▶ [EXERCISE DETAILS] Exclude any images and output the remaining records exactly.

▶ [RECORDS PROVIDED]
§

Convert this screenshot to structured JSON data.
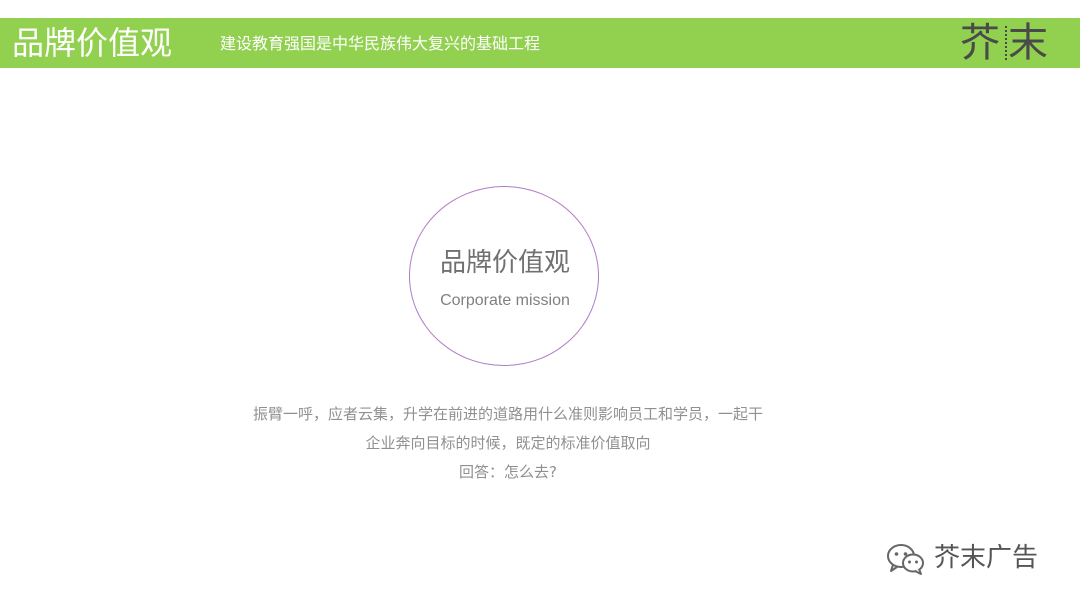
{
  "header": {
    "title": "品牌价值观",
    "subtitle": "建设教育强国是中华民族伟大复兴的基础工程",
    "logo_text": "芥末",
    "band_color": "#92d050"
  },
  "center": {
    "title": "品牌价值观",
    "subtitle": "Corporate mission",
    "circle_color": "#b07cc6"
  },
  "body": {
    "lines": [
      "振臂一呼，应者云集，升学在前进的道路用什么准则影响员工和学员，一起干",
      "企业奔向目标的时候，既定的标准价值取向",
      "回答：怎么去?"
    ]
  },
  "watermark": {
    "icon": "wechat-icon",
    "text": "芥末广告"
  }
}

§

▶ [SOLUTION TO THE PROBLEM]
Convert this screenshot to structured JSON data.
{
  "header": {
    "title": "品牌价值观",
    "subtitle": "建设教育强国是中华民族伟大复兴的基础工程",
    "logo_text": "芥末",
    "band_color": "#92d050"
  },
  "center": {
    "title": "品牌价值观",
    "subtitle": "Corporate mission",
    "circle_color": "#b07cc6"
  },
  "body": {
    "lines": [
      "振臂一呼，应者云集，升学在前进的道路用什么准则影响员工和学员，一起干",
      "企业奔向目标的时候，既定的标准价值取向",
      "回答：怎么去?"
    ]
  },
  "watermark": {
    "icon": "wechat-icon",
    "text": "芥末广告"
  }
}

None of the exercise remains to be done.